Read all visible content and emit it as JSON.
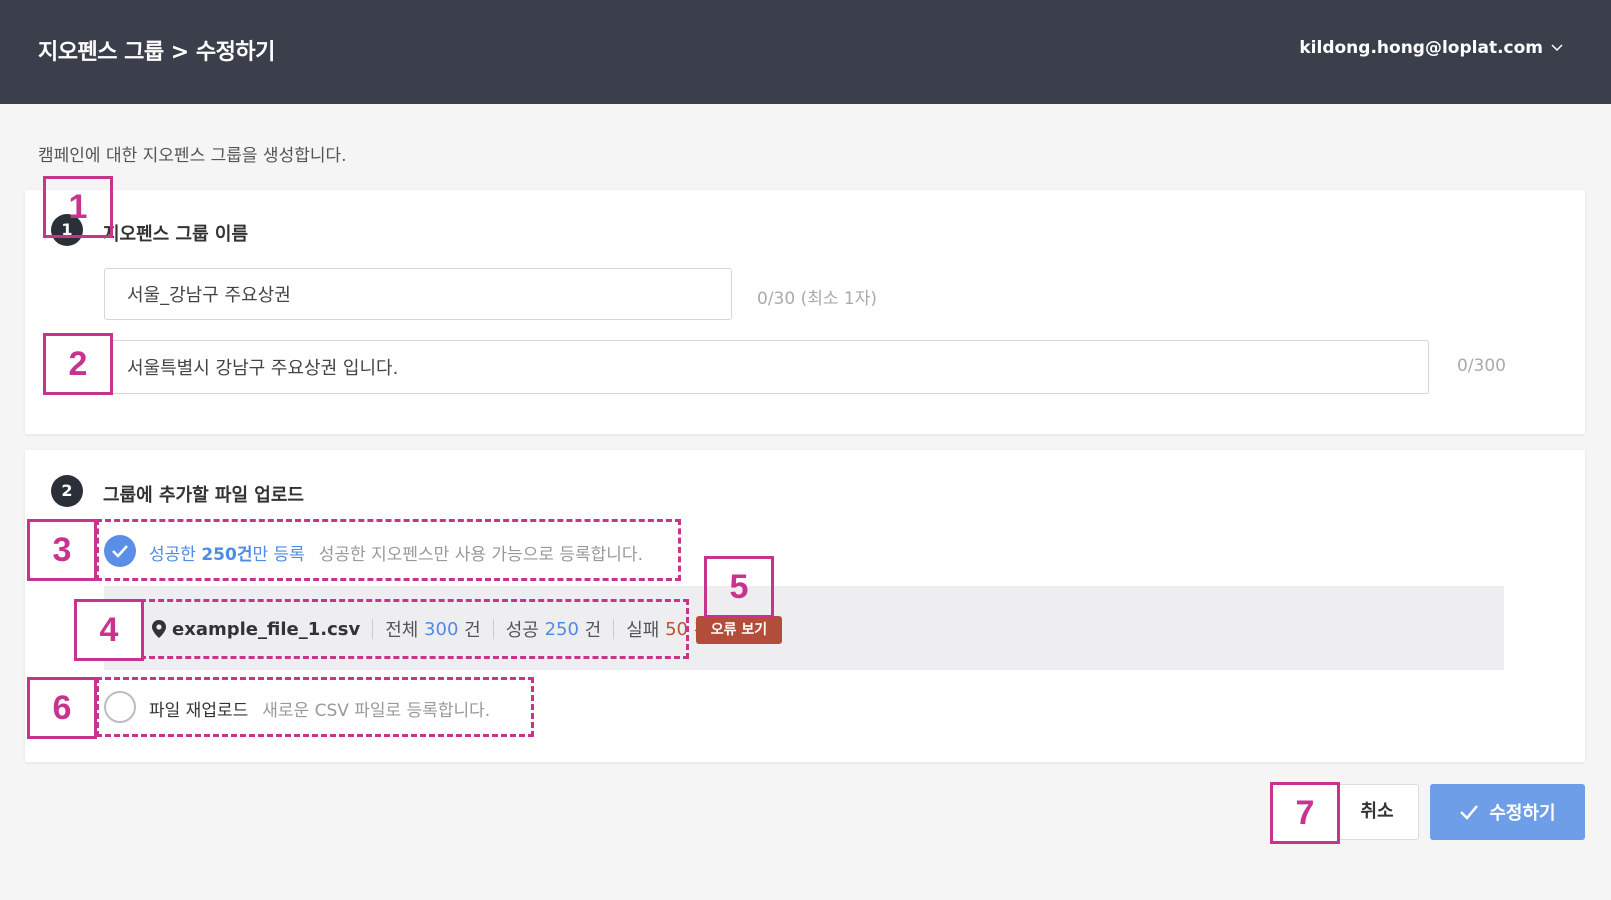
{
  "header": {
    "title": "지오펜스 그룹 > 수정하기",
    "user_email": "kildong.hong@loplat.com"
  },
  "intro_text": "캠페인에 대한 지오펜스 그룹을 생성합니다.",
  "section1": {
    "step": "1",
    "title": "지오펜스 그룹 이름",
    "name_value": "서울_강남구 주요상권",
    "name_counter": "0/30 (최소 1자)",
    "desc_value": "서울특별시 강남구 주요상권 입니다.",
    "desc_counter": "0/300"
  },
  "section2": {
    "step": "2",
    "title": "그룹에 추가할 파일 업로드",
    "option_success": {
      "label_prefix": "성공한 ",
      "label_count": "250건",
      "label_suffix": "만 등록",
      "description": "성공한 지오펜스만 사용 가능으로 등록합니다.",
      "selected": true
    },
    "file": {
      "name": "example_file_1.csv",
      "total_label": "전체",
      "total_value": "300",
      "success_label": "성공",
      "success_value": "250",
      "fail_label": "실패",
      "fail_value": "50",
      "unit": "건",
      "error_button": "오류 보기"
    },
    "option_reupload": {
      "label": "파일 재업로드",
      "description": "새로운 CSV 파일로 등록합니다.",
      "selected": false
    }
  },
  "actions": {
    "cancel_label": "취소",
    "submit_label": "수정하기"
  },
  "annotations": [
    "1",
    "2",
    "3",
    "4",
    "5",
    "6",
    "7"
  ],
  "colors": {
    "header_bg": "#3a3f4b",
    "accent_blue": "#4f8be5",
    "error_red": "#b24d3b",
    "annotation_magenta": "#c8338e"
  }
}
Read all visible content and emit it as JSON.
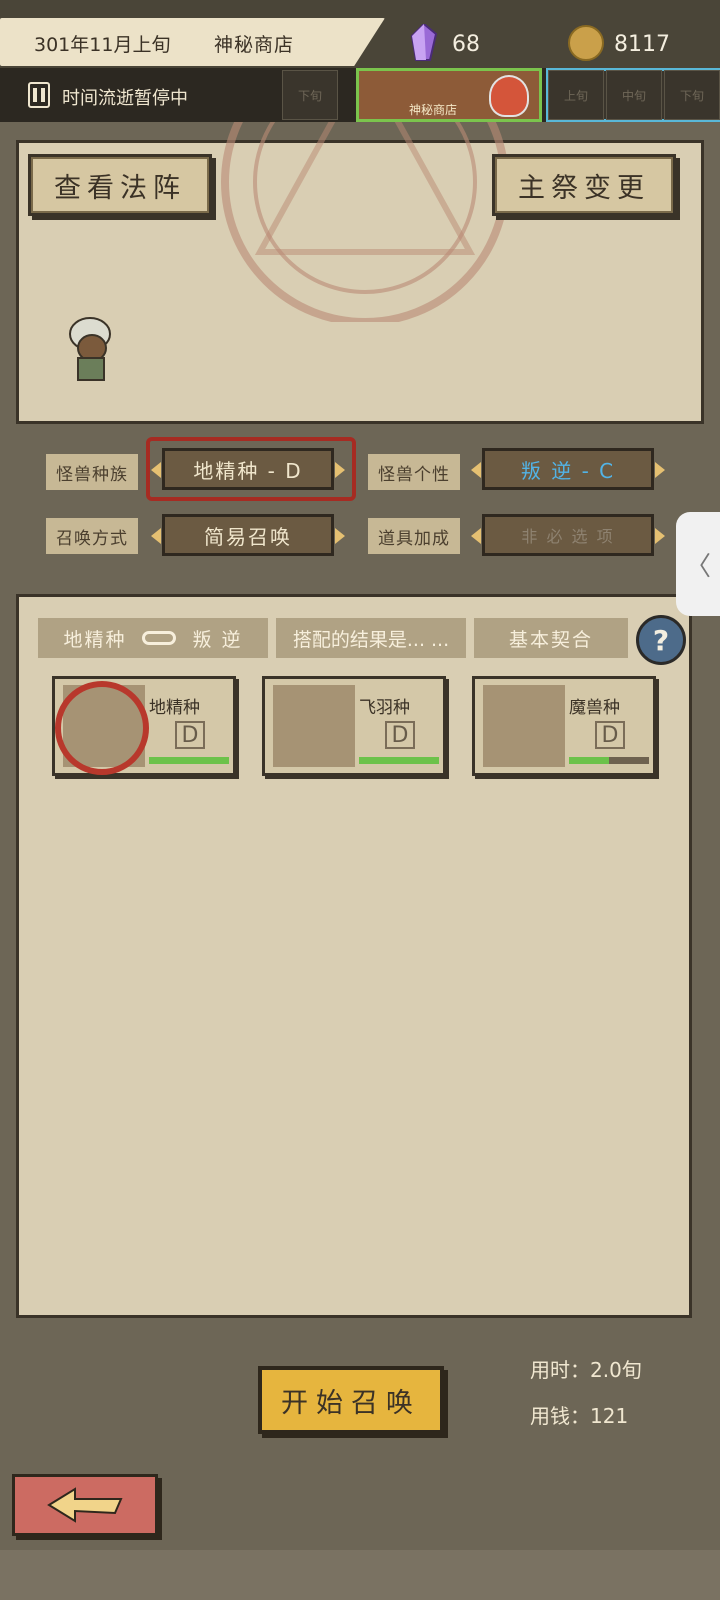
{
  "header": {
    "date": "301年11月上旬",
    "location": "神秘商店",
    "crystal_icon": "purple-crystal-icon",
    "crystals": "68",
    "coin_icon": "gold-coin-icon",
    "coins": "8117"
  },
  "timeline": {
    "status": "时间流逝暂停中",
    "slot_prev": "下旬",
    "shop_slot_label": "神秘商店",
    "slots_next": [
      "上旬",
      "中旬",
      "下旬"
    ]
  },
  "summon": {
    "view_circle_button": "查看法阵",
    "change_priest_button": "主祭变更"
  },
  "options": {
    "race_label": "怪兽种族",
    "race_value": "地精种 - D",
    "personality_label": "怪兽个性",
    "personality_value": "叛 逆 - C",
    "method_label": "召唤方式",
    "method_value": "简易召唤",
    "item_label": "道具加成",
    "item_value": "非 必 选 项"
  },
  "result": {
    "race_tag": "地精种",
    "personality_tag": "叛 逆",
    "result_tag": "搭配的结果是... ...",
    "contract_tag": "基本契合"
  },
  "cards": [
    {
      "name": "地精种",
      "grade": "D",
      "bar_fill": 1.0,
      "icon": "goblin-skull-icon",
      "selected": true
    },
    {
      "name": "飞羽种",
      "grade": "D",
      "bar_fill": 1.0,
      "icon": "wings-icon",
      "selected": false
    },
    {
      "name": "魔兽种",
      "grade": "D",
      "bar_fill": 0.5,
      "icon": "beast-icon",
      "selected": false
    }
  ],
  "footer": {
    "start_button": "开始召唤",
    "time_cost": "用时：2.0旬",
    "money_cost": "用钱：121"
  },
  "colors": {
    "accent_gold": "#e6b53e",
    "selected_red": "#a62b22",
    "personality_blue": "#52b3e6",
    "bar_green": "#6cc24a"
  }
}
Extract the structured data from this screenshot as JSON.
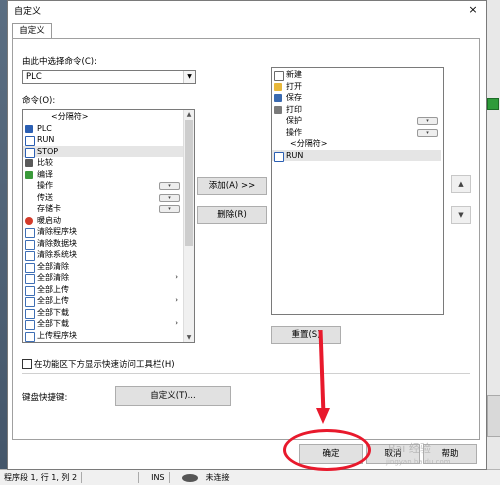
{
  "background": {
    "statusbar": {
      "position": "程序段 1, 行 1, 列 2",
      "mode": "INS",
      "connection": "未连接"
    }
  },
  "dialog": {
    "title": "自定义",
    "close": "×",
    "tab": "自定义",
    "choose_label": "由此中选择命令(C):",
    "category_value": "PLC",
    "commands_label": "命令(O):",
    "commands": [
      {
        "label": "<分隔符>",
        "icon": "none",
        "sep": true
      },
      {
        "label": "PLC",
        "icon": "plc-icon"
      },
      {
        "label": "RUN",
        "icon": "run-icon"
      },
      {
        "label": "STOP",
        "icon": "stop-icon",
        "selected": true
      },
      {
        "label": "比较",
        "icon": "compare-icon"
      },
      {
        "label": "编译",
        "icon": "compile-icon"
      },
      {
        "label": "操作",
        "icon": "none",
        "sub": true
      },
      {
        "label": "传送",
        "icon": "none",
        "sub": true
      },
      {
        "label": "存储卡",
        "icon": "none",
        "sub": true
      },
      {
        "label": "暖启动",
        "icon": "warm-start-icon"
      },
      {
        "label": "清除程序块",
        "icon": "doc-icon"
      },
      {
        "label": "清除数据块",
        "icon": "doc-icon"
      },
      {
        "label": "清除系统块",
        "icon": "doc-icon"
      },
      {
        "label": "全部清除",
        "icon": "doc-icon"
      },
      {
        "label": "全部清除",
        "icon": "doc-icon",
        "chevron": true
      },
      {
        "label": "全部上传",
        "icon": "doc-icon"
      },
      {
        "label": "全部上传",
        "icon": "doc-icon",
        "chevron": true
      },
      {
        "label": "全部下载",
        "icon": "doc-icon"
      },
      {
        "label": "全部下载",
        "icon": "doc-icon",
        "chevron": true
      },
      {
        "label": "上传程序块",
        "icon": "doc-icon"
      }
    ],
    "add_button": "添加(A) >>",
    "remove_button": "删除(R)",
    "toolbar_items": [
      {
        "label": "新建",
        "icon": "new-icon"
      },
      {
        "label": "打开",
        "icon": "open-icon"
      },
      {
        "label": "保存",
        "icon": "save-icon"
      },
      {
        "label": "打印",
        "icon": "print-icon"
      },
      {
        "label": "保护",
        "icon": "none",
        "sub": true
      },
      {
        "label": "操作",
        "icon": "none",
        "sub": true
      },
      {
        "label": "<分隔符>",
        "icon": "none",
        "sep": true
      },
      {
        "label": "RUN",
        "icon": "run-icon",
        "selected": true
      }
    ],
    "move_up": "▲",
    "move_down": "▼",
    "reset_button": "重置(S)",
    "show_below_label": "在功能区下方显示快速访问工具栏(H)",
    "keyboard_label": "键盘快捷键:",
    "customize_button": "自定义(T)...",
    "ok_button": "确定",
    "cancel_button": "取消",
    "help_button": "帮助"
  },
  "watermark": {
    "text": "Bai 经验",
    "url": "jingyan.baidu.com"
  },
  "colors": {
    "annotation": "#e8192c",
    "selection": "#e5e5e5",
    "button": "#e1e1e1"
  }
}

--------------------------------

TASK REQUIREMENTS
Images must not appear in the copy; reproduce everything else in the records verbatim.

WRITTEN SOLUTION
Read all visible content and emit it as JSON.
{
  "header": {
    "title": "지오펜스 그룹 > 수정하기",
    "user_email": "kildong.hong@loplat.com"
  },
  "intro_text": "캠페인에 대한 지오펜스 그룹을 생성합니다.",
  "section1": {
    "step": "1",
    "title": "지오펜스 그룹 이름",
    "name_value": "서울_강남구 주요상권",
    "name_counter": "0/30 (최소 1자)",
    "desc_value": "서울특별시 강남구 주요상권 입니다.",
    "desc_counter": "0/300"
  },
  "section2": {
    "step": "2",
    "title": "그룹에 추가할 파일 업로드",
    "option_success": {
      "label_prefix": "성공한 ",
      "label_count": "250건",
      "label_suffix": "만 등록",
      "description": "성공한 지오펜스만 사용 가능으로 등록합니다.",
      "selected": true
    },
    "file": {
      "name": "example_file_1.csv",
      "total_label": "전체",
      "total_value": "300",
      "success_label": "성공",
      "success_value": "250",
      "fail_label": "실패",
      "fail_value": "50",
      "unit": "건",
      "error_button": "오류 보기"
    },
    "option_reupload": {
      "label": "파일 재업로드",
      "description": "새로운 CSV 파일로 등록합니다.",
      "selected": false
    }
  },
  "actions": {
    "cancel_label": "취소",
    "submit_label": "수정하기"
  },
  "annotations": [
    "1",
    "2",
    "3",
    "4",
    "5",
    "6",
    "7"
  ],
  "colors": {
    "header_bg": "#3a3f4b",
    "accent_blue": "#4f8be5",
    "error_red": "#b24d3b",
    "annotation_magenta": "#c8338e"
  }
}
Read all visible content and emit it as JSON.
{
  "header": {
    "date": "301年11月上旬",
    "location": "神秘商店",
    "crystal_icon": "purple-crystal-icon",
    "crystals": "68",
    "coin_icon": "gold-coin-icon",
    "coins": "8117"
  },
  "timeline": {
    "status": "时间流逝暂停中",
    "slot_prev": "下旬",
    "shop_slot_label": "神秘商店",
    "slots_next": [
      "上旬",
      "中旬",
      "下旬"
    ]
  },
  "summon": {
    "view_circle_button": "查看法阵",
    "change_priest_button": "主祭变更"
  },
  "options": {
    "race_label": "怪兽种族",
    "race_value": "地精种 - D",
    "personality_label": "怪兽个性",
    "personality_value": "叛 逆 - C",
    "method_label": "召唤方式",
    "method_value": "简易召唤",
    "item_label": "道具加成",
    "item_value": "非 必 选 项"
  },
  "result": {
    "race_tag": "地精种",
    "personality_tag": "叛 逆",
    "result_tag": "搭配的结果是... ...",
    "contract_tag": "基本契合"
  },
  "cards": [
    {
      "name": "地精种",
      "grade": "D",
      "bar_fill": 1.0,
      "icon": "goblin-skull-icon",
      "selected": true
    },
    {
      "name": "飞羽种",
      "grade": "D",
      "bar_fill": 1.0,
      "icon": "wings-icon",
      "selected": false
    },
    {
      "name": "魔兽种",
      "grade": "D",
      "bar_fill": 0.5,
      "icon": "beast-icon",
      "selected": false
    }
  ],
  "footer": {
    "start_button": "开始召唤",
    "time_cost": "用时：2.0旬",
    "money_cost": "用钱：121"
  },
  "colors": {
    "accent_gold": "#e6b53e",
    "selected_red": "#a62b22",
    "personality_blue": "#52b3e6",
    "bar_green": "#6cc24a"
  }
}
Extract the structured data from this screenshot as JSON.
{
  "background": {
    "statusbar": {
      "position": "程序段 1, 行 1, 列 2",
      "mode": "INS",
      "connection": "未连接"
    }
  },
  "dialog": {
    "title": "自定义",
    "close": "×",
    "tab": "自定义",
    "choose_label": "由此中选择命令(C):",
    "category_value": "PLC",
    "commands_label": "命令(O):",
    "commands": [
      {
        "label": "<分隔符>",
        "icon": "none",
        "sep": true
      },
      {
        "label": "PLC",
        "icon": "plc-icon"
      },
      {
        "label": "RUN",
        "icon": "run-icon"
      },
      {
        "label": "STOP",
        "icon": "stop-icon",
        "selected": true
      },
      {
        "label": "比较",
        "icon": "compare-icon"
      },
      {
        "label": "编译",
        "icon": "compile-icon"
      },
      {
        "label": "操作",
        "icon": "none",
        "sub": true
      },
      {
        "label": "传送",
        "icon": "none",
        "sub": true
      },
      {
        "label": "存储卡",
        "icon": "none",
        "sub": true
      },
      {
        "label": "暖启动",
        "icon": "warm-start-icon"
      },
      {
        "label": "清除程序块",
        "icon": "doc-icon"
      },
      {
        "label": "清除数据块",
        "icon": "doc-icon"
      },
      {
        "label": "清除系统块",
        "icon": "doc-icon"
      },
      {
        "label": "全部清除",
        "icon": "doc-icon"
      },
      {
        "label": "全部清除",
        "icon": "doc-icon",
        "chevron": true
      },
      {
        "label": "全部上传",
        "icon": "doc-icon"
      },
      {
        "label": "全部上传",
        "icon": "doc-icon",
        "chevron": true
      },
      {
        "label": "全部下载",
        "icon": "doc-icon"
      },
      {
        "label": "全部下载",
        "icon": "doc-icon",
        "chevron": true
      },
      {
        "label": "上传程序块",
        "icon": "doc-icon"
      }
    ],
    "add_button": "添加(A) >>",
    "remove_button": "删除(R)",
    "toolbar_items": [
      {
        "label": "新建",
        "icon": "new-icon"
      },
      {
        "label": "打开",
        "icon": "open-icon"
      },
      {
        "label": "保存",
        "icon": "save-icon"
      },
      {
        "label": "打印",
        "icon": "print-icon"
      },
      {
        "label": "保护",
        "icon": "none",
        "sub": true
      },
      {
        "label": "操作",
        "icon": "none",
        "sub": true
      },
      {
        "label": "<分隔符>",
        "icon": "none",
        "sep": true
      },
      {
        "label": "RUN",
        "icon": "run-icon",
        "selected": true
      }
    ],
    "move_up": "▲",
    "move_down": "▼",
    "reset_button": "重置(S)",
    "show_below_label": "在功能区下方显示快速访问工具栏(H)",
    "keyboard_label": "键盘快捷键:",
    "customize_button": "自定义(T)...",
    "ok_button": "确定",
    "cancel_button": "取消",
    "help_button": "帮助"
  },
  "watermark": {
    "text": "Bai 经验",
    "url": "jingyan.baidu.com"
  },
  "colors": {
    "annotation": "#e8192c",
    "selection": "#e5e5e5",
    "button": "#e1e1e1"
  }
}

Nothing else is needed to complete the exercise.